▶ _Problem statement_
Make an exact copy of all the entries, but do not reproduce the pictures.

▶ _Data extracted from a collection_
## Start

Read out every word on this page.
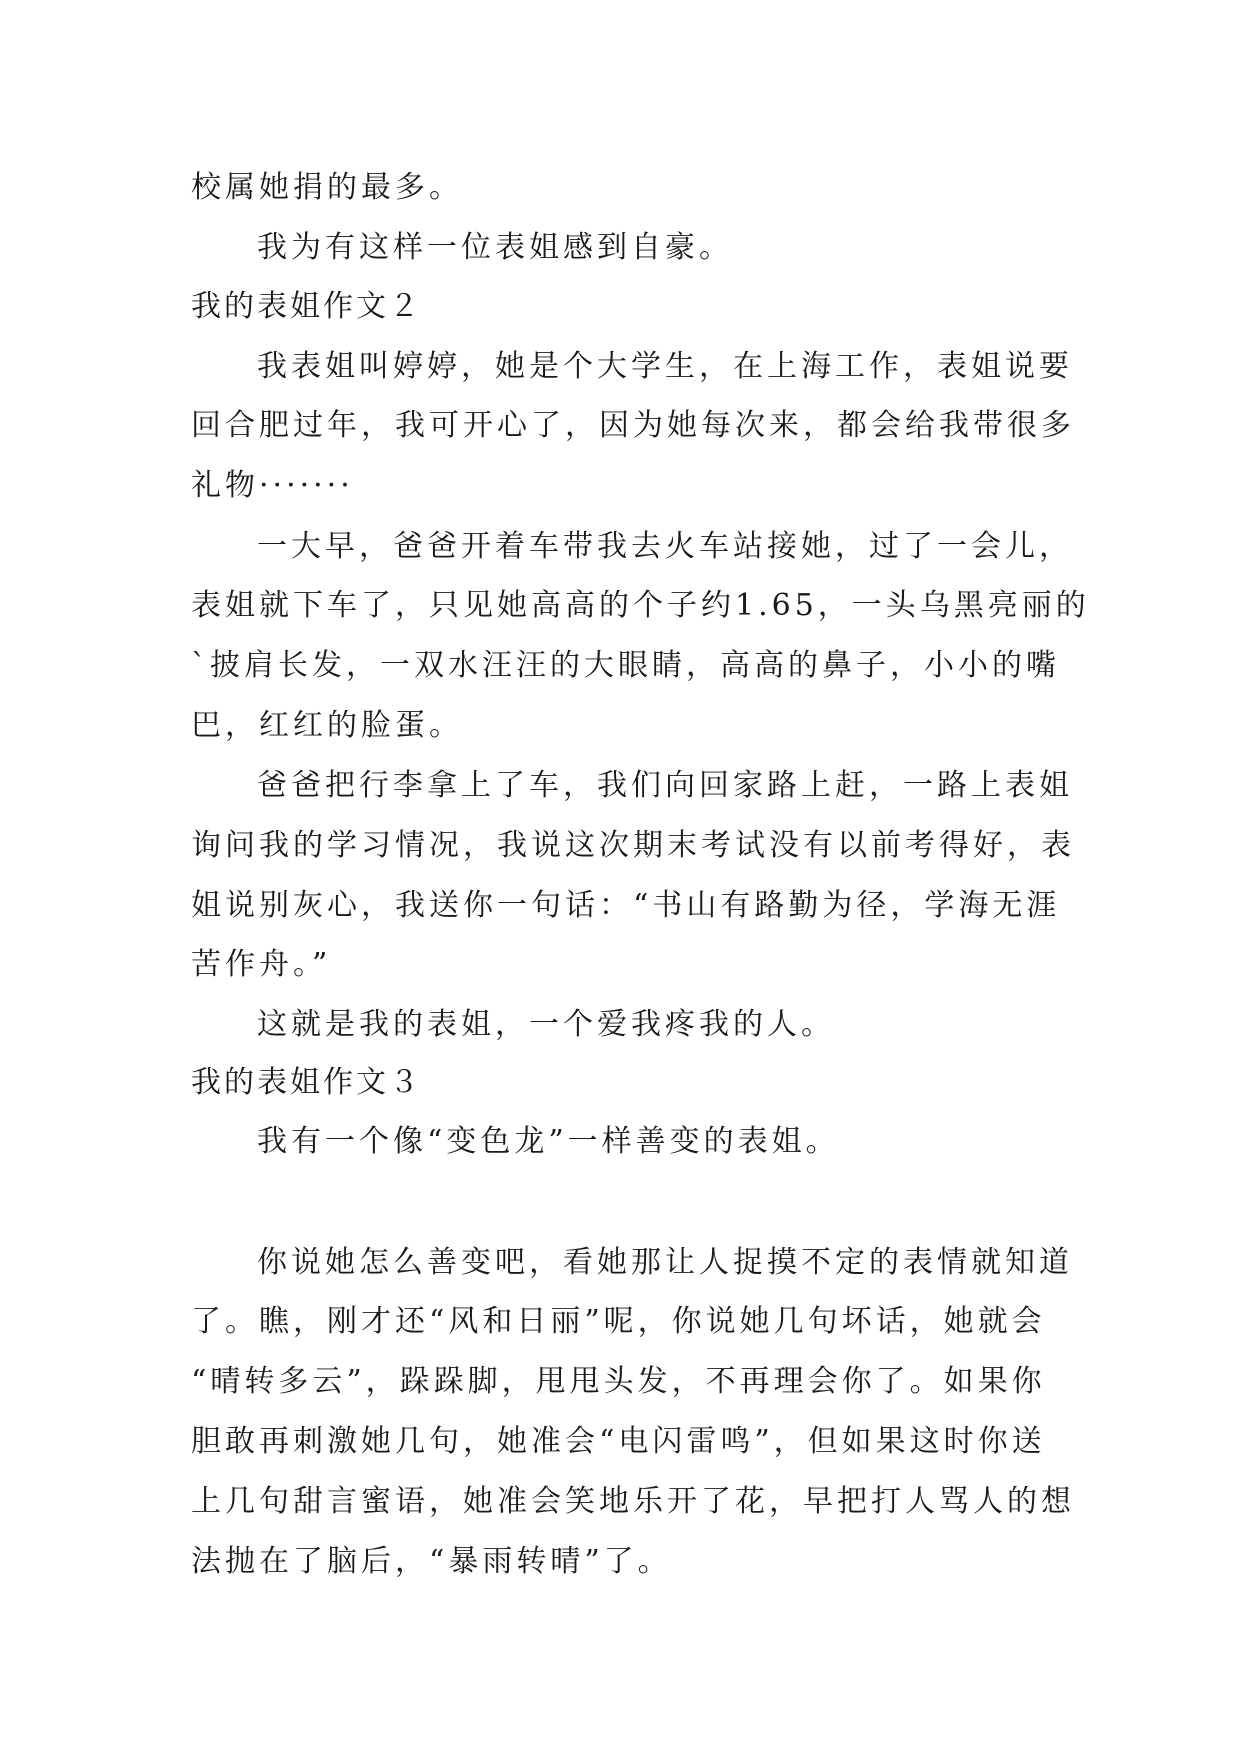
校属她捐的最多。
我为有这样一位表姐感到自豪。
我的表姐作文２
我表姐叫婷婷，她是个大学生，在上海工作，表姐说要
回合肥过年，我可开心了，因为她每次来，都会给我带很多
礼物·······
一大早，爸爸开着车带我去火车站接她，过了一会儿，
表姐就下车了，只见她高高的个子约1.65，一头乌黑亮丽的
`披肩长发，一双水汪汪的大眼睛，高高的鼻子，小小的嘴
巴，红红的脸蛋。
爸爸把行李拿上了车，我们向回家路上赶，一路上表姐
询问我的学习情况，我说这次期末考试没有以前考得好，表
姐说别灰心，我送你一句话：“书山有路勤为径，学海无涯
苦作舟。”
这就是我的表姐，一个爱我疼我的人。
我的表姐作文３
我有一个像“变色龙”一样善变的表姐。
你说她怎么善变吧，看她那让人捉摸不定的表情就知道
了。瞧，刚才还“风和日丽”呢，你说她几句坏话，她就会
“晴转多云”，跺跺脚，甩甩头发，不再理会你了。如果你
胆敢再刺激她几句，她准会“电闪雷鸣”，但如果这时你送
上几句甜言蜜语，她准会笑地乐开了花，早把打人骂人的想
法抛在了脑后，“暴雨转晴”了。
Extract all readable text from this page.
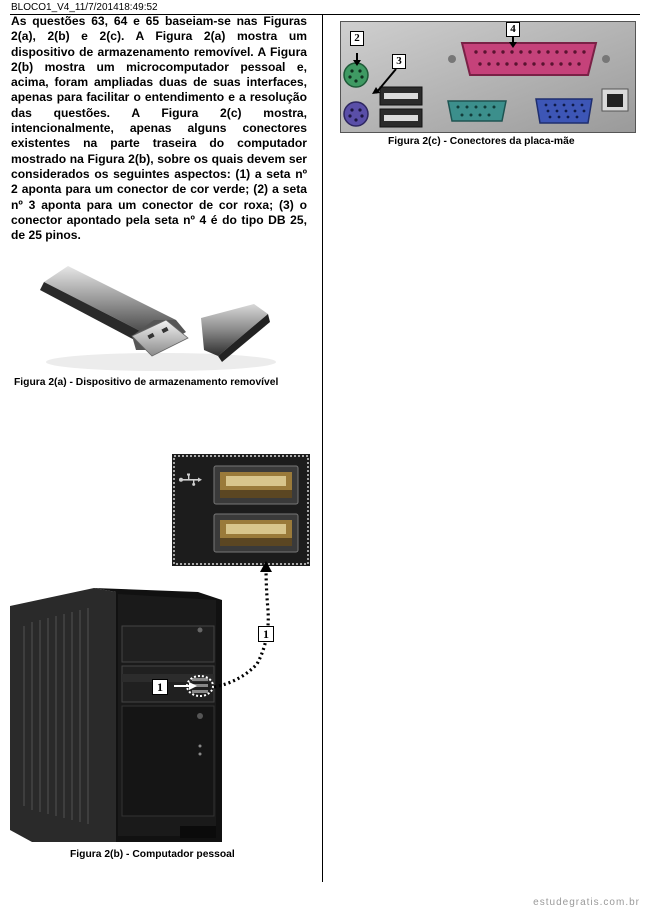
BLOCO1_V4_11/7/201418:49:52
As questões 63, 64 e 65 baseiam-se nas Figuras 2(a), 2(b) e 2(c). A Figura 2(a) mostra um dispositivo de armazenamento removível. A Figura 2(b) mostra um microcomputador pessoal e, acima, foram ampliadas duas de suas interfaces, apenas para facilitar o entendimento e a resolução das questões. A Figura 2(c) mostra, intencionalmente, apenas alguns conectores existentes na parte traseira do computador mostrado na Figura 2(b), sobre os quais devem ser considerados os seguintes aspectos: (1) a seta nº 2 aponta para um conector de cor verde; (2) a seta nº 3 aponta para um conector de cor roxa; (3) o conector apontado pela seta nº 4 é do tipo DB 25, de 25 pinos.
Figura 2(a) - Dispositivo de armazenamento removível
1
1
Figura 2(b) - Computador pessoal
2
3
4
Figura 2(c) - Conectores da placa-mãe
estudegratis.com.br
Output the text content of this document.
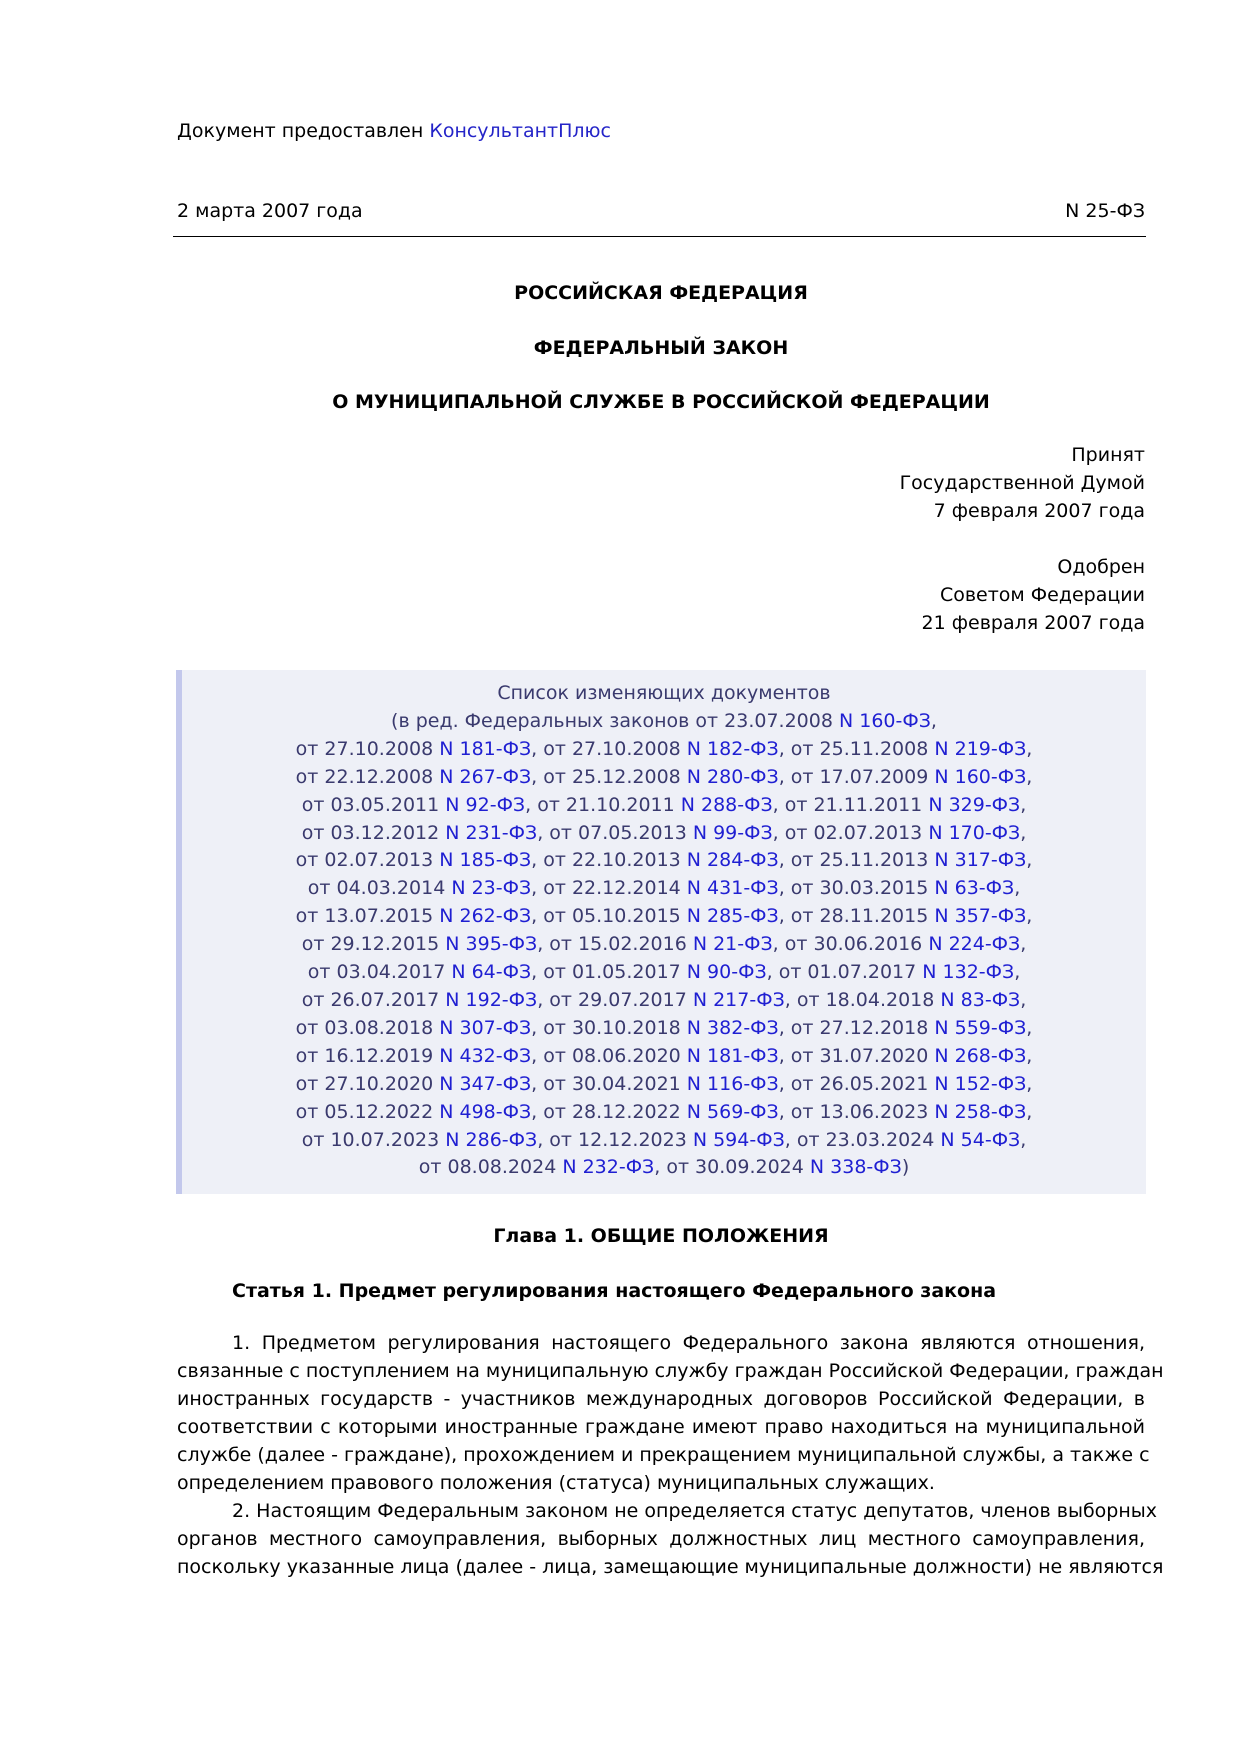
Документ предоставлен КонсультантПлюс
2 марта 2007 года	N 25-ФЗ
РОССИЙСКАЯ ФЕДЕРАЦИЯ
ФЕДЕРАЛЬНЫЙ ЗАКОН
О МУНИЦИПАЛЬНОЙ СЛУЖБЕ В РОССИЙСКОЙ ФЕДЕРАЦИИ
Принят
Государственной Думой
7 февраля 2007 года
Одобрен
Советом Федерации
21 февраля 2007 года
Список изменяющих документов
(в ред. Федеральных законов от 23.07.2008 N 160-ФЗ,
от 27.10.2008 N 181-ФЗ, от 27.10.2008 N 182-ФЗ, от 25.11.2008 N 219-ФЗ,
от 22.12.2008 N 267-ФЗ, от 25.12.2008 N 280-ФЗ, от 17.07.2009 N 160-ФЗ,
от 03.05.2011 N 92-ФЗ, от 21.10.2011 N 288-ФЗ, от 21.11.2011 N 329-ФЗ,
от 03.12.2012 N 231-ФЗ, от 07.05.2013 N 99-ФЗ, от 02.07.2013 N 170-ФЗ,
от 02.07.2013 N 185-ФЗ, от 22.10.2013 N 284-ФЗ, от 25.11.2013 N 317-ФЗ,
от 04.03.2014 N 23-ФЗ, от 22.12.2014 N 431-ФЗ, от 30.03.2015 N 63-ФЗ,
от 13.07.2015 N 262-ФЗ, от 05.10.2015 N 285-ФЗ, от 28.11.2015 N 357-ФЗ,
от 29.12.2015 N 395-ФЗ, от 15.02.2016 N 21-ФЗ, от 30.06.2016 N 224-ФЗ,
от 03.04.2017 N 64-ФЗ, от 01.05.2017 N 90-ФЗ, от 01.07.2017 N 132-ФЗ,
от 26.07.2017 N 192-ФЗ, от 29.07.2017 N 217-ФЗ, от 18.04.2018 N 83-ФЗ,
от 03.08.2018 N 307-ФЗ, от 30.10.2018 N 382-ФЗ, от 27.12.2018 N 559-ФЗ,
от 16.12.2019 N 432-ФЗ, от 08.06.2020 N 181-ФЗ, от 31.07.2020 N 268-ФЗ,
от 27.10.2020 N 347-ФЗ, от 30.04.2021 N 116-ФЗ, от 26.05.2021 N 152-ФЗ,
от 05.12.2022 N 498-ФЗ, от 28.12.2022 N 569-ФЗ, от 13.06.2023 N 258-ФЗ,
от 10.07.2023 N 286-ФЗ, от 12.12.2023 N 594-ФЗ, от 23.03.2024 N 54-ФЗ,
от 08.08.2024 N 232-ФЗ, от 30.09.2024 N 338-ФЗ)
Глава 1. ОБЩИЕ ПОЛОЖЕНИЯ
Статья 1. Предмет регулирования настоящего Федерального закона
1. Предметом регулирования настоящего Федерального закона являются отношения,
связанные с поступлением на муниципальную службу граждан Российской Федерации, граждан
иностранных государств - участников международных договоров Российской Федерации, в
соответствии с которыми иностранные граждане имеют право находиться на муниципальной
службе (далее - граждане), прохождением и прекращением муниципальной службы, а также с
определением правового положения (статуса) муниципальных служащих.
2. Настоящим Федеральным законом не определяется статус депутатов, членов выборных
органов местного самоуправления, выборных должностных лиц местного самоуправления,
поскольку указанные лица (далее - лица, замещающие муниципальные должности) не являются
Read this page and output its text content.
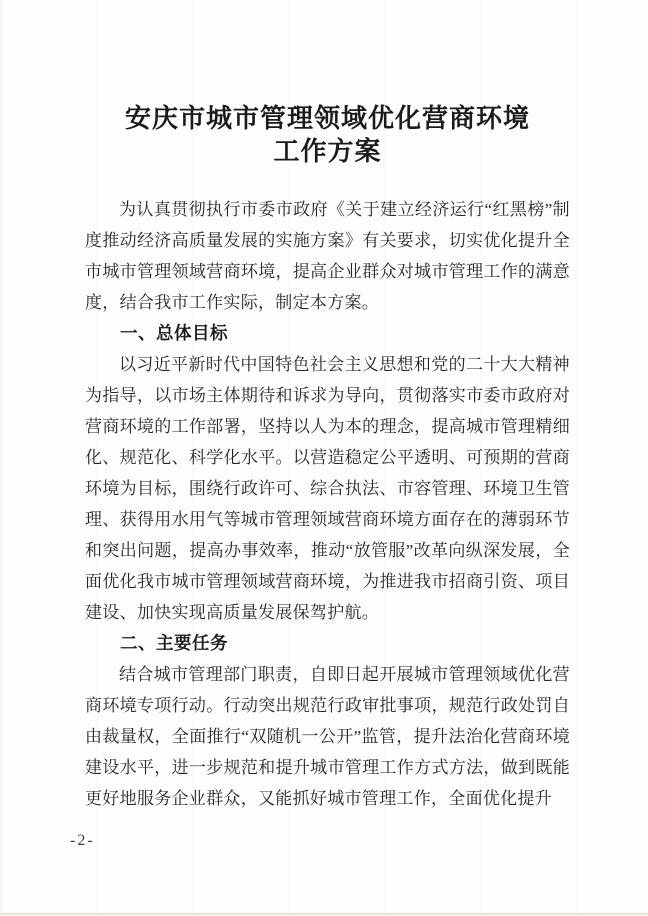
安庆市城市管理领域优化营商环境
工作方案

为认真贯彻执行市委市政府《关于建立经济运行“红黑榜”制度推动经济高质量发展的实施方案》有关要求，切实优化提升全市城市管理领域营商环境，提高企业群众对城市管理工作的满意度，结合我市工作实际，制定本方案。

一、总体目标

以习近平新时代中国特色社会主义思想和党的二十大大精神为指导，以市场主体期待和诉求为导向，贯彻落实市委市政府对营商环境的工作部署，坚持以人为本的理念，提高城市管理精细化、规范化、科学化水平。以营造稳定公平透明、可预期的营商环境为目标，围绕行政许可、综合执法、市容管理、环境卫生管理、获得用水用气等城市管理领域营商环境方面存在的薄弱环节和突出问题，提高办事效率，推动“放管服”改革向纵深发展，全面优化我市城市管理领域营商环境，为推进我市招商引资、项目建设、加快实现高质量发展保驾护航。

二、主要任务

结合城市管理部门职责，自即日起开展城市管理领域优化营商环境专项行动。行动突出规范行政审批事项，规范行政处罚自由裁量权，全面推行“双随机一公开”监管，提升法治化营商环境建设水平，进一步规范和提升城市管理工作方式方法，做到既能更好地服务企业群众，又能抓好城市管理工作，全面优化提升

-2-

## End

▶ _Result_
Read out every word on this page.
校属她捐的最多。
我为有这样一位表姐感到自豪。
我的表姐作文２
我表姐叫婷婷，她是个大学生，在上海工作，表姐说要
回合肥过年，我可开心了，因为她每次来，都会给我带很多
礼物·······
一大早，爸爸开着车带我去火车站接她，过了一会儿，
表姐就下车了，只见她高高的个子约1.65，一头乌黑亮丽的
`披肩长发，一双水汪汪的大眼睛，高高的鼻子，小小的嘴
巴，红红的脸蛋。
爸爸把行李拿上了车，我们向回家路上赶，一路上表姐
询问我的学习情况，我说这次期末考试没有以前考得好，表
姐说别灰心，我送你一句话：“书山有路勤为径，学海无涯
苦作舟。”
这就是我的表姐，一个爱我疼我的人。
我的表姐作文３
我有一个像“变色龙”一样善变的表姐。
你说她怎么善变吧，看她那让人捉摸不定的表情就知道
了。瞧，刚才还“风和日丽”呢，你说她几句坏话，她就会
“晴转多云”，跺跺脚，甩甩头发，不再理会你了。如果你
胆敢再刺激她几句，她准会“电闪雷鸣”，但如果这时你送
上几句甜言蜜语，她准会笑地乐开了花，早把打人骂人的想
法抛在了脑后，“暴雨转晴”了。
Extract all readable text from this page.
BLOCO1_V4_11/7/201418:49:52
As questões 63, 64 e 65 baseiam-se nas Figuras 2(a), 2(b) e 2(c). A Figura 2(a) mostra um dispositivo de armazenamento removível. A Figura 2(b) mostra um microcomputador pessoal e, acima, foram ampliadas duas de suas interfaces, apenas para facilitar o entendimento e a resolução das questões. A Figura 2(c) mostra, intencionalmente, apenas alguns conectores existentes na parte traseira do computador mostrado na Figura 2(b), sobre os quais devem ser considerados os seguintes aspectos: (1) a seta nº 2 aponta para um conector de cor verde; (2) a seta nº 3 aponta para um conector de cor roxa; (3) o conector apontado pela seta nº 4 é do tipo DB 25, de 25 pinos.
Figura 2(a) - Dispositivo de armazenamento removível
1
1
Figura 2(b) - Computador pessoal
2
3
4
Figura 2(c) - Conectores da placa-mãe
estudegratis.com.br
Output the text content of this document.
Документ предоставлен КонсультантПлюс
2 марта 2007 года	N 25-ФЗ
РОССИЙСКАЯ ФЕДЕРАЦИЯ
ФЕДЕРАЛЬНЫЙ ЗАКОН
О МУНИЦИПАЛЬНОЙ СЛУЖБЕ В РОССИЙСКОЙ ФЕДЕРАЦИИ
Принят
Государственной Думой
7 февраля 2007 года
Одобрен
Советом Федерации
21 февраля 2007 года
Список изменяющих документов
(в ред. Федеральных законов от 23.07.2008 N 160-ФЗ,
от 27.10.2008 N 181-ФЗ, от 27.10.2008 N 182-ФЗ, от 25.11.2008 N 219-ФЗ,
от 22.12.2008 N 267-ФЗ, от 25.12.2008 N 280-ФЗ, от 17.07.2009 N 160-ФЗ,
от 03.05.2011 N 92-ФЗ, от 21.10.2011 N 288-ФЗ, от 21.11.2011 N 329-ФЗ,
от 03.12.2012 N 231-ФЗ, от 07.05.2013 N 99-ФЗ, от 02.07.2013 N 170-ФЗ,
от 02.07.2013 N 185-ФЗ, от 22.10.2013 N 284-ФЗ, от 25.11.2013 N 317-ФЗ,
от 04.03.2014 N 23-ФЗ, от 22.12.2014 N 431-ФЗ, от 30.03.2015 N 63-ФЗ,
от 13.07.2015 N 262-ФЗ, от 05.10.2015 N 285-ФЗ, от 28.11.2015 N 357-ФЗ,
от 29.12.2015 N 395-ФЗ, от 15.02.2016 N 21-ФЗ, от 30.06.2016 N 224-ФЗ,
от 03.04.2017 N 64-ФЗ, от 01.05.2017 N 90-ФЗ, от 01.07.2017 N 132-ФЗ,
от 26.07.2017 N 192-ФЗ, от 29.07.2017 N 217-ФЗ, от 18.04.2018 N 83-ФЗ,
от 03.08.2018 N 307-ФЗ, от 30.10.2018 N 382-ФЗ, от 27.12.2018 N 559-ФЗ,
от 16.12.2019 N 432-ФЗ, от 08.06.2020 N 181-ФЗ, от 31.07.2020 N 268-ФЗ,
от 27.10.2020 N 347-ФЗ, от 30.04.2021 N 116-ФЗ, от 26.05.2021 N 152-ФЗ,
от 05.12.2022 N 498-ФЗ, от 28.12.2022 N 569-ФЗ, от 13.06.2023 N 258-ФЗ,
от 10.07.2023 N 286-ФЗ, от 12.12.2023 N 594-ФЗ, от 23.03.2024 N 54-ФЗ,
от 08.08.2024 N 232-ФЗ, от 30.09.2024 N 338-ФЗ)
Глава 1. ОБЩИЕ ПОЛОЖЕНИЯ
Статья 1. Предмет регулирования настоящего Федерального закона
1. Предметом регулирования настоящего Федерального закона являются отношения,
связанные с поступлением на муниципальную службу граждан Российской Федерации, граждан
иностранных государств - участников международных договоров Российской Федерации, в
соответствии с которыми иностранные граждане имеют право находиться на муниципальной
службе (далее - граждане), прохождением и прекращением муниципальной службы, а также с
определением правового положения (статуса) муниципальных служащих.
2. Настоящим Федеральным законом не определяется статус депутатов, членов выборных
органов местного самоуправления, выборных должностных лиц местного самоуправления,
поскольку указанные лица (далее - лица, замещающие муниципальные должности) не являются
Read this page and output its text content.
安庆市城市管理领域优化营商环境
工作方案

为认真贯彻执行市委市政府《关于建立经济运行“红黑榜”制度推动经济高质量发展的实施方案》有关要求，切实优化提升全市城市管理领域营商环境，提高企业群众对城市管理工作的满意度，结合我市工作实际，制定本方案。

一、总体目标

以习近平新时代中国特色社会主义思想和党的二十大大精神为指导，以市场主体期待和诉求为导向，贯彻落实市委市政府对营商环境的工作部署，坚持以人为本的理念，提高城市管理精细化、规范化、科学化水平。以营造稳定公平透明、可预期的营商环境为目标，围绕行政许可、综合执法、市容管理、环境卫生管理、获得用水用气等城市管理领域营商环境方面存在的薄弱环节和突出问题，提高办事效率，推动“放管服”改革向纵深发展，全面优化我市城市管理领域营商环境，为推进我市招商引资、项目建设、加快实现高质量发展保驾护航。

二、主要任务

结合城市管理部门职责，自即日起开展城市管理领域优化营商环境专项行动。行动突出规范行政审批事项，规范行政处罚自由裁量权，全面推行“双随机一公开”监管，提升法治化营商环境建设水平，进一步规范和提升城市管理工作方式方法，做到既能更好地服务企业群众，又能抓好城市管理工作，全面优化提升

-2-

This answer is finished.